(Dataset items)
------------------------------------------------
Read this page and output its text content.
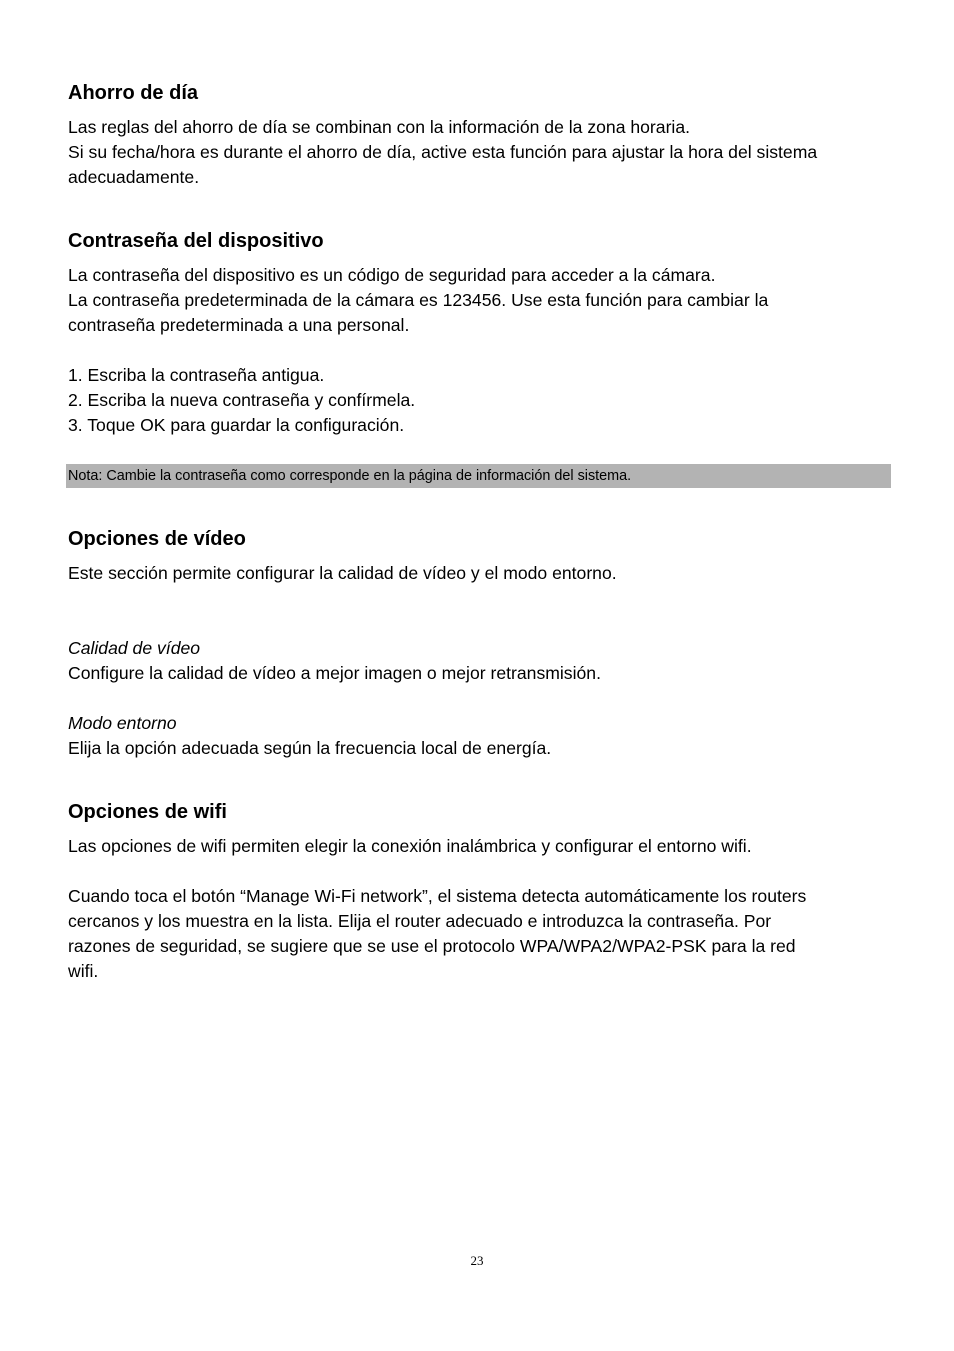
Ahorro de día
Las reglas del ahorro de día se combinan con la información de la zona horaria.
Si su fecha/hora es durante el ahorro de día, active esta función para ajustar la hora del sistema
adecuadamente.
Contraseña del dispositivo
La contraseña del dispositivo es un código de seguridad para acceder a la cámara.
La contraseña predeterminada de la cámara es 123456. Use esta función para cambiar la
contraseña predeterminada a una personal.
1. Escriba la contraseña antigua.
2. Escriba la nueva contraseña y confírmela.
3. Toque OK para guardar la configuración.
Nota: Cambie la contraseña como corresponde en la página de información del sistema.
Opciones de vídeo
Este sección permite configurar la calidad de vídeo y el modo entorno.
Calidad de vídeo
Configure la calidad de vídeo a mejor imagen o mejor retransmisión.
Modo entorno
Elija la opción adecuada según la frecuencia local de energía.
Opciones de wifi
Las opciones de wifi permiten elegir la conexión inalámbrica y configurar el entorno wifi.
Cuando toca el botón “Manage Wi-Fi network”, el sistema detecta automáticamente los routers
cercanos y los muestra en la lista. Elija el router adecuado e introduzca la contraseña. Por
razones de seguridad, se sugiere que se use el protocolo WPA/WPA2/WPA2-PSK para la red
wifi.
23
------------------------------------------------
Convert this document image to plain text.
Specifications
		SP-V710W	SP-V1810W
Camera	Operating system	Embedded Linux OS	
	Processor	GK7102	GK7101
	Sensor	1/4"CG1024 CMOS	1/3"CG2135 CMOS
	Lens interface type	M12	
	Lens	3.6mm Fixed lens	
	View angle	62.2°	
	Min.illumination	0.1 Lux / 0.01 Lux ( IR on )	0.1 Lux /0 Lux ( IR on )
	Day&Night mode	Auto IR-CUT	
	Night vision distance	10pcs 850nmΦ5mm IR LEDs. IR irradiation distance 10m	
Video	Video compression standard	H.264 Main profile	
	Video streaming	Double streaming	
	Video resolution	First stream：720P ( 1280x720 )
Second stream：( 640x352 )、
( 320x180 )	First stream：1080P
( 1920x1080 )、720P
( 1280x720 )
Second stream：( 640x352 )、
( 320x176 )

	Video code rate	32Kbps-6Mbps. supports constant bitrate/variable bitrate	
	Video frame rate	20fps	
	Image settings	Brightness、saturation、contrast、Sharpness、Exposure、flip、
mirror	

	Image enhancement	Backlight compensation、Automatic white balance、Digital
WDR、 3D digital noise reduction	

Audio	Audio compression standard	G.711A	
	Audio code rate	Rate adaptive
------------------------------------------------
_The request_
Scan the material line by line and report each one that contains "sistema".

_Solution to this task_
Si su fecha/hora es durante el ahorro de día, active esta función para ajustar la hora del sistema
Nota: Cambie la contraseña como corresponde en la página de información del sistema.
Cuando toca el botón “Manage Wi-Fi network”, el sistema detecta automáticamente los routers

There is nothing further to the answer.